▶ INPUT:
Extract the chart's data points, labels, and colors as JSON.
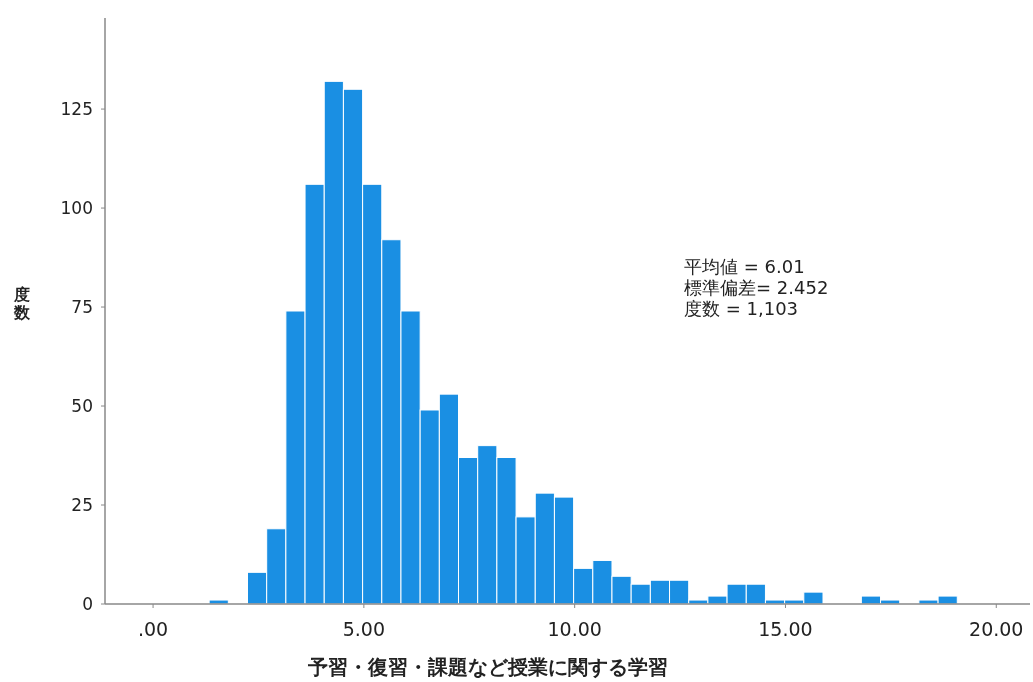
{
  "chart_data": {
    "type": "histogram",
    "xlabel": "予習・復習・課題など授業に関する学習",
    "ylabel": "度数",
    "annotations": [
      "平均値 = 6.01",
      "標準偏差= 2.452",
      "度数 = 1,103"
    ],
    "bins": [
      1.33,
      1.785,
      2.24,
      2.695,
      3.15,
      3.605,
      4.06,
      4.515,
      4.97,
      5.425,
      5.88,
      6.335,
      6.79,
      7.245,
      7.7,
      8.155,
      8.61,
      9.065,
      9.52,
      9.975,
      10.43,
      10.885,
      11.34,
      11.795,
      12.25,
      12.705,
      13.16,
      13.615,
      14.07,
      14.525,
      14.98,
      15.435,
      15.89,
      16.345,
      16.8,
      17.255,
      17.71,
      18.165,
      18.62,
      19.075
    ],
    "values": [
      1,
      0,
      8,
      19,
      74,
      106,
      132,
      130,
      106,
      92,
      74,
      49,
      53,
      37,
      40,
      37,
      22,
      28,
      27,
      9,
      11,
      7,
      5,
      6,
      6,
      1,
      2,
      5,
      5,
      1,
      1,
      3,
      0,
      0,
      2,
      1,
      0,
      1,
      2
    ],
    "color": "#1a8fe3",
    "xlim": [
      -1.14,
      20.8
    ],
    "ylim": [
      0,
      148
    ],
    "xticks": [
      {
        "value": 0,
        "label": ".00"
      },
      {
        "value": 5,
        "label": "5.00"
      },
      {
        "value": 10,
        "label": "10.00"
      },
      {
        "value": 15,
        "label": "15.00"
      },
      {
        "value": 20,
        "label": "20.00"
      }
    ],
    "yticks": [
      0,
      25,
      50,
      75,
      100,
      125
    ],
    "grid": false
  }
}
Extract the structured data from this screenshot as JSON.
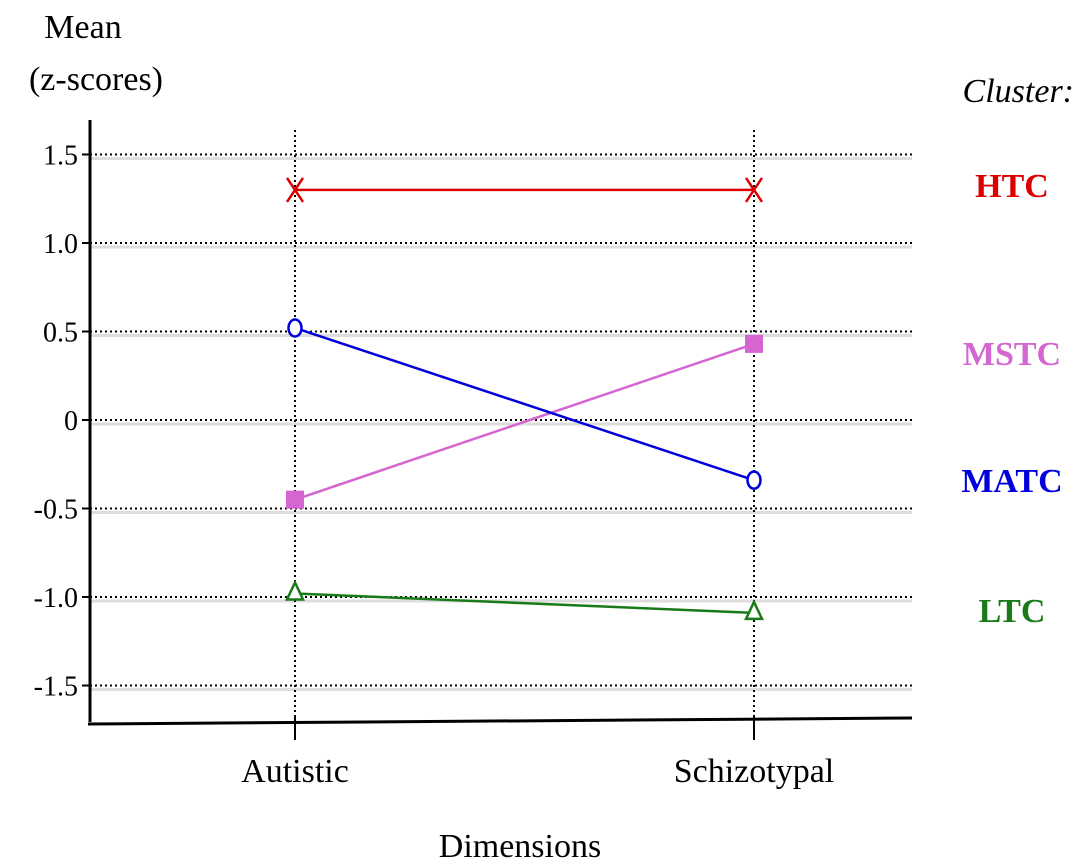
{
  "chart_data": {
    "type": "line",
    "ylabel_line1": "Mean",
    "ylabel_line2": "(z-scores)",
    "xlabel": "Dimensions",
    "legend_title": "Cluster:",
    "categories": [
      "Autistic",
      "Schizotypal"
    ],
    "yticks": [
      {
        "value": 1.5,
        "label": "1.5"
      },
      {
        "value": 1.0,
        "label": "1.0"
      },
      {
        "value": 0.5,
        "label": "0.5"
      },
      {
        "value": 0,
        "label": "0"
      },
      {
        "value": -0.5,
        "label": "-0.5"
      },
      {
        "value": -1.0,
        "label": "-1.0"
      },
      {
        "value": -1.5,
        "label": "-1.5"
      }
    ],
    "ylim": [
      -1.7,
      1.7
    ],
    "grid": true,
    "legend_position": "right",
    "series": [
      {
        "name": "HTC",
        "values": [
          1.3,
          1.3
        ],
        "color": "#dd0000",
        "marker": "x"
      },
      {
        "name": "MSTC",
        "values": [
          -0.45,
          0.43
        ],
        "color": "#d565d0",
        "marker": "square"
      },
      {
        "name": "MATC",
        "values": [
          0.52,
          -0.34
        ],
        "color": "#0000dd",
        "marker": "circle"
      },
      {
        "name": "LTC",
        "values": [
          -0.98,
          -1.09
        ],
        "color": "#1a7a1a",
        "marker": "triangle"
      }
    ]
  }
}
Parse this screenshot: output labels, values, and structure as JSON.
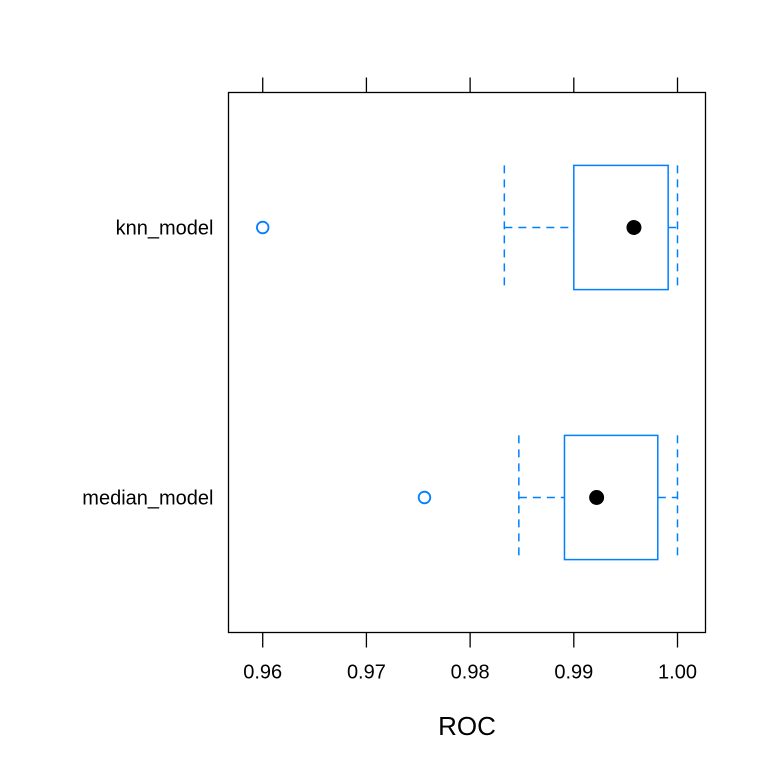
{
  "chart_data": {
    "type": "box",
    "orientation": "horizontal",
    "xlabel": "ROC",
    "xlim": [
      0.9567,
      1.0027
    ],
    "xticks": [
      0.96,
      0.97,
      0.98,
      0.99,
      1.0
    ],
    "xtick_labels": [
      "0.96",
      "0.97",
      "0.98",
      "0.99",
      "1.00"
    ],
    "categories": [
      "knn_model",
      "median_model"
    ],
    "boxes": [
      {
        "category": "knn_model",
        "whisker_low": 0.9833,
        "q1": 0.99,
        "median": 0.9958,
        "q3": 0.9991,
        "whisker_high": 1.0,
        "outliers": [
          0.96
        ]
      },
      {
        "category": "median_model",
        "whisker_low": 0.9847,
        "q1": 0.9891,
        "median": 0.9922,
        "q3": 0.9981,
        "whisker_high": 1.0,
        "outliers": [
          0.9756
        ]
      }
    ],
    "colors": {
      "box": "#0080ff",
      "median_dot": "#000000",
      "frame": "#000000"
    },
    "grid": false,
    "legend": "none"
  }
}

▶ THE EXERCISE: Nothing but the pictures may be dropped; output the records above exactly.

▶ TASK OUTPUT:
Extract the chart's data points, labels, and colors as JSON.
{
  "chart_data": {
    "type": "histogram",
    "xlabel": "予習・復習・課題など授業に関する学習",
    "ylabel": "度数",
    "annotations": [
      "平均値 = 6.01",
      "標準偏差= 2.452",
      "度数 = 1,103"
    ],
    "bins": [
      1.33,
      1.785,
      2.24,
      2.695,
      3.15,
      3.605,
      4.06,
      4.515,
      4.97,
      5.425,
      5.88,
      6.335,
      6.79,
      7.245,
      7.7,
      8.155,
      8.61,
      9.065,
      9.52,
      9.975,
      10.43,
      10.885,
      11.34,
      11.795,
      12.25,
      12.705,
      13.16,
      13.615,
      14.07,
      14.525,
      14.98,
      15.435,
      15.89,
      16.345,
      16.8,
      17.255,
      17.71,
      18.165,
      18.62,
      19.075
    ],
    "values": [
      1,
      0,
      8,
      19,
      74,
      106,
      132,
      130,
      106,
      92,
      74,
      49,
      53,
      37,
      40,
      37,
      22,
      28,
      27,
      9,
      11,
      7,
      5,
      6,
      6,
      1,
      2,
      5,
      5,
      1,
      1,
      3,
      0,
      0,
      2,
      1,
      0,
      1,
      2
    ],
    "color": "#1a8fe3",
    "xlim": [
      -1.14,
      20.8
    ],
    "ylim": [
      0,
      148
    ],
    "xticks": [
      {
        "value": 0,
        "label": ".00"
      },
      {
        "value": 5,
        "label": "5.00"
      },
      {
        "value": 10,
        "label": "10.00"
      },
      {
        "value": 15,
        "label": "15.00"
      },
      {
        "value": 20,
        "label": "20.00"
      }
    ],
    "yticks": [
      0,
      25,
      50,
      75,
      100,
      125
    ],
    "grid": false
  }
}
Extract the structured data from this screenshot as JSON.
{
  "chart_data": {
    "type": "line",
    "ylabel_line1": "Mean",
    "ylabel_line2": "(z-scores)",
    "xlabel": "Dimensions",
    "legend_title": "Cluster:",
    "categories": [
      "Autistic",
      "Schizotypal"
    ],
    "yticks": [
      {
        "value": 1.5,
        "label": "1.5"
      },
      {
        "value": 1.0,
        "label": "1.0"
      },
      {
        "value": 0.5,
        "label": "0.5"
      },
      {
        "value": 0,
        "label": "0"
      },
      {
        "value": -0.5,
        "label": "-0.5"
      },
      {
        "value": -1.0,
        "label": "-1.0"
      },
      {
        "value": -1.5,
        "label": "-1.5"
      }
    ],
    "ylim": [
      -1.7,
      1.7
    ],
    "grid": true,
    "legend_position": "right",
    "series": [
      {
        "name": "HTC",
        "values": [
          1.3,
          1.3
        ],
        "color": "#dd0000",
        "marker": "x"
      },
      {
        "name": "MSTC",
        "values": [
          -0.45,
          0.43
        ],
        "color": "#d565d0",
        "marker": "square"
      },
      {
        "name": "MATC",
        "values": [
          0.52,
          -0.34
        ],
        "color": "#0000dd",
        "marker": "circle"
      },
      {
        "name": "LTC",
        "values": [
          -0.98,
          -1.09
        ],
        "color": "#1a7a1a",
        "marker": "triangle"
      }
    ]
  }
}
Parse this screenshot: output labels, values, and structure as JSON.
{
  "chart_data": {
    "type": "box",
    "orientation": "horizontal",
    "xlabel": "ROC",
    "xlim": [
      0.9567,
      1.0027
    ],
    "xticks": [
      0.96,
      0.97,
      0.98,
      0.99,
      1.0
    ],
    "xtick_labels": [
      "0.96",
      "0.97",
      "0.98",
      "0.99",
      "1.00"
    ],
    "categories": [
      "knn_model",
      "median_model"
    ],
    "boxes": [
      {
        "category": "knn_model",
        "whisker_low": 0.9833,
        "q1": 0.99,
        "median": 0.9958,
        "q3": 0.9991,
        "whisker_high": 1.0,
        "outliers": [
          0.96
        ]
      },
      {
        "category": "median_model",
        "whisker_low": 0.9847,
        "q1": 0.9891,
        "median": 0.9922,
        "q3": 0.9981,
        "whisker_high": 1.0,
        "outliers": [
          0.9756
        ]
      }
    ],
    "colors": {
      "box": "#0080ff",
      "median_dot": "#000000",
      "frame": "#000000"
    },
    "grid": false,
    "legend": "none"
  }
}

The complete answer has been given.